* What to do *
Rewrite the rows as a JSON list of strings with one string per line, starting with the line that contains "401, 178, 413]" and going on through the line that contains "301, 233, 311]". Include both of those lines and leave out any blank lines.

* Provided information *
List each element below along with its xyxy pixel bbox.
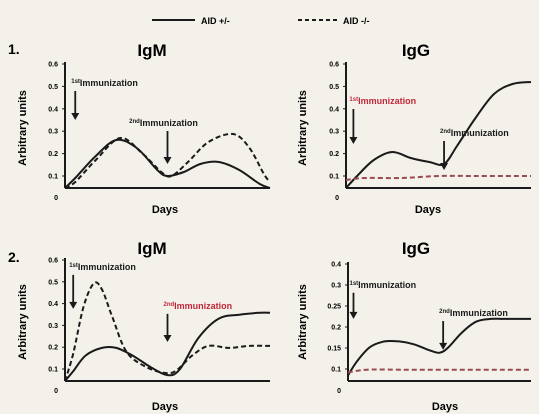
x-axis-label: Days	[152, 401, 178, 413]
y-tick-label: 0.4	[48, 301, 58, 308]
y-tick-label: 0.6	[48, 258, 58, 265]
x-origin-label: 0	[54, 388, 58, 395]
annotation-text: Immunization	[140, 118, 198, 128]
annotation-label: 2ndImmunization	[440, 128, 509, 138]
y-tick-label: 0.6	[48, 62, 58, 69]
y-tick-label: 0.1	[48, 367, 58, 374]
y-tick-label: 0.2	[48, 151, 58, 158]
y-tick-label: 0.4	[48, 106, 58, 113]
annotation-arrow-head	[349, 311, 358, 319]
y-tick-label: 0.5	[48, 279, 58, 286]
y-tick-label: 0.1	[329, 174, 339, 181]
y-tick-label: 0.5	[329, 84, 339, 91]
legend: AID +/- AID -/-	[152, 16, 370, 26]
chart-panel-1: 1. IgM 0.6 0.5 0.4 0.3 0.2 0.1 0 Days Arbitrary un…	[8, 41, 271, 216]
y-tick-label: 0.3	[329, 129, 339, 136]
x-origin-label: 0	[335, 195, 339, 202]
annotation-label: 2ndImmunization	[129, 118, 198, 128]
chart-title: IgM	[137, 239, 166, 258]
y-tick-label: 0.6	[329, 62, 339, 69]
series-line-aid-null	[345, 174, 531, 181]
y-tick-label: 0.2	[331, 325, 341, 332]
chart-panel-3: 2. IgM 0.6 0.5 0.4 0.3 0.2 0.1 0 Days Arbitrary un…	[8, 239, 271, 413]
annotation-text: Immunization	[80, 78, 138, 88]
y-axis-label: Arbitrary units	[297, 90, 309, 166]
y-axis-label: Arbitrary units	[17, 284, 29, 360]
annotation-text: Immunization	[450, 308, 508, 318]
chart-title: IgG	[402, 41, 430, 60]
y-tick-label: 0.4	[331, 262, 341, 269]
annotation-arrow-head	[71, 113, 80, 120]
series-line-aid-het	[347, 317, 531, 376]
annotation-arrow-head	[349, 137, 358, 144]
series-line-aid-null	[64, 132, 271, 189]
legend-solid-label: AID +/-	[201, 16, 230, 26]
chart-title: IgM	[137, 41, 166, 60]
y-tick-label: 0.1	[331, 367, 341, 374]
legend-dashed-label: AID -/-	[343, 16, 370, 26]
chart-panel-2: IgG 0.6 0.5 0.4 0.3 0.2 0.1 0 Days Arbitrary unit…	[297, 41, 532, 216]
y-tick-label: 0.3	[331, 283, 341, 290]
y-tick-label: 0.15	[327, 346, 341, 353]
y-tick-label: 0.3	[48, 323, 58, 330]
y-tick-label: 0.2	[48, 345, 58, 352]
y-tick-label: 0.25	[327, 304, 341, 311]
annotation-label: 1stImmunization	[349, 96, 416, 106]
x-axis-label: Days	[415, 204, 441, 216]
annotation-label: 2ndImmunization	[164, 301, 233, 311]
chart-title: IgG	[402, 239, 430, 258]
annotation-superscript: 1st	[71, 79, 80, 85]
y-axis-label: Arbitrary units	[297, 284, 309, 360]
y-tick-label: 0.2	[329, 151, 339, 158]
series-line-aid-het	[345, 81, 532, 189]
y-axis-label: Arbitrary units	[17, 90, 29, 166]
annotation-text: Immunization	[78, 262, 136, 272]
annotation-arrow-head	[69, 301, 78, 309]
annotation-arrow-head	[440, 163, 449, 170]
x-origin-label: 0	[337, 388, 341, 395]
annotation-label: 1stImmunization	[71, 78, 138, 88]
chart-panel-4: IgG 0.4 0.3 0.25 0.2 0.15 0.1 0 Days Arbitrary un…	[297, 239, 531, 413]
annotation-text: Immunization	[358, 96, 416, 106]
annotation-label: 1stImmunization	[349, 280, 416, 290]
x-axis-label: Days	[152, 204, 178, 216]
panel-number: 1.	[8, 41, 20, 57]
panel-number: 2.	[8, 249, 20, 265]
annotation-superscript: 2nd	[129, 119, 140, 125]
annotation-text: Immunization	[358, 280, 416, 290]
y-tick-label: 0.3	[48, 129, 58, 136]
annotation-arrow-head	[439, 342, 448, 350]
annotation-label: 2ndImmunization	[439, 308, 508, 318]
y-tick-label: 0.1	[48, 174, 58, 181]
annotation-superscript: 2nd	[440, 129, 451, 135]
annotation-text: Immunization	[174, 301, 232, 311]
series-line-aid-null	[347, 368, 531, 374]
annotation-text: Immunization	[451, 128, 509, 138]
y-tick-label: 0.4	[329, 106, 339, 113]
annotation-superscript: 2nd	[164, 302, 175, 308]
annotation-label: 1stImmunization	[69, 262, 136, 272]
annotation-superscript: 1st	[349, 97, 358, 103]
x-axis-label: Days	[432, 401, 458, 413]
annotation-superscript: 2nd	[439, 309, 450, 315]
annotation-superscript: 1st	[349, 281, 358, 287]
x-origin-label: 0	[54, 195, 58, 202]
annotation-superscript: 1st	[69, 263, 78, 269]
annotation-arrow-head	[163, 157, 172, 164]
y-tick-label: 0.5	[48, 84, 58, 91]
annotation-arrow-head	[163, 335, 172, 342]
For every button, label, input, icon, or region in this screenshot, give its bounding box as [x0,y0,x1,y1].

* The output *
[
  "x-axis-label: Days\t[152, 401, 178, 413]",
  "y-tick-label: 0.4\t[48, 301, 58, 308]",
  "y-tick-label: 0.6\t[48, 258, 58, 265]",
  "x-origin-label: 0\t[54, 388, 58, 395]",
  "annotation-text: Immunization\t[140, 118, 198, 128]",
  "annotation-label: 2ndImmunization\t[440, 128, 509, 138]",
  "y-tick-label: 0.6\t[48, 62, 58, 69]",
  "y-tick-label: 0.1\t[48, 367, 58, 374]",
  "y-tick-label: 0.2\t[48, 151, 58, 158]",
  "y-tick-label: 0.4\t[48, 106, 58, 113]",
  "annotation-arrow-head\t[349, 311, 358, 319]",
  "y-tick-label: 0.5\t[48, 279, 58, 286]",
  "y-tick-label: 0.1\t[329, 174, 339, 181]",
  "y-tick-label: 0.5\t[329, 84, 339, 91]",
  "legend: AID +/- AID -/-\t[152, 16, 370, 26]",
  "chart-panel-1: 1. IgM 0.6 0.5 0.4 0.3 0.2 0.1 0 Days Arbitrary un…\t[8, 41, 271, 216]",
  "y-tick-label: 0.3\t[329, 129, 339, 136]",
  "x-origin-label: 0\t[335, 195, 339, 202]",
  "annotation-label: 2ndImmunization\t[129, 118, 198, 128]",
  "chart-title: IgM\t[137, 239, 166, 258]",
  "y-tick-label: 0.6\t[329, 62, 339, 69]",
  "series-line-aid-null\t[345, 174, 531, 181]",
  "y-tick-label: 0.2\t[331, 325, 341, 332]",
  "chart-panel-3: 2. IgM 0.6 0.5 0.4 0.3 0.2 0.1 0 Days Arbitrary un…\t[8, 239, 271, 413]",
  "annotation-text: Immunization\t[80, 78, 138, 88]",
  "y-axis-label: Arbitrary units\t[297, 90, 309, 166]",
  "y-axis-label: Arbitrary units\t[17, 284, 29, 360]",
  "annotation-text: Immunization\t[450, 308, 508, 318]",
  "chart-title: IgG\t[402, 41, 430, 60]",
  "y-tick-label: 0.4\t[331, 262, 341, 269]",
  "annotation-arrow-head\t[71, 113, 80, 120]",
  "series-line-aid-het\t[347, 317, 531, 376]",
  "annotation-arrow-head\t[349, 137, 358, 144]",
  "series-line-aid-null\t[64, 132, 271, 189]",
  "legend-solid-label: AID +/-\t[201, 16, 230, 26]",
  "chart-title: IgM\t[137, 41, 166, 60]",
  "y-tick-label: 0.1\t[331, 367, 341, 374]",
  "legend-dashed-label: AID -/-\t[343, 16, 370, 26]",
  "chart-panel-2: IgG 0.6 0.5 0.4 0.3 0.2 0.1 0 Days Arbitrary unit…\t[297, 41, 532, 216]",
  "y-tick-label: 0.3\t[331, 283, 341, 290]",
  "y-tick-label: 0.15\t[327, 346, 341, 353]",
  "y-tick-label: 0.3\t[48, 323, 58, 330]",
  "y-tick-label: 0.2\t[48, 345, 58, 352]",
  "y-tick-label: 0.25\t[327, 304, 341, 311]",
  "annotation-label: 1stImmunization\t[349, 96, 416, 106]",
  "x-axis-label: Days\t[415, 204, 441, 216]",
  "annotation-label: 2ndImmunization\t[164, 301, 233, 311]"
]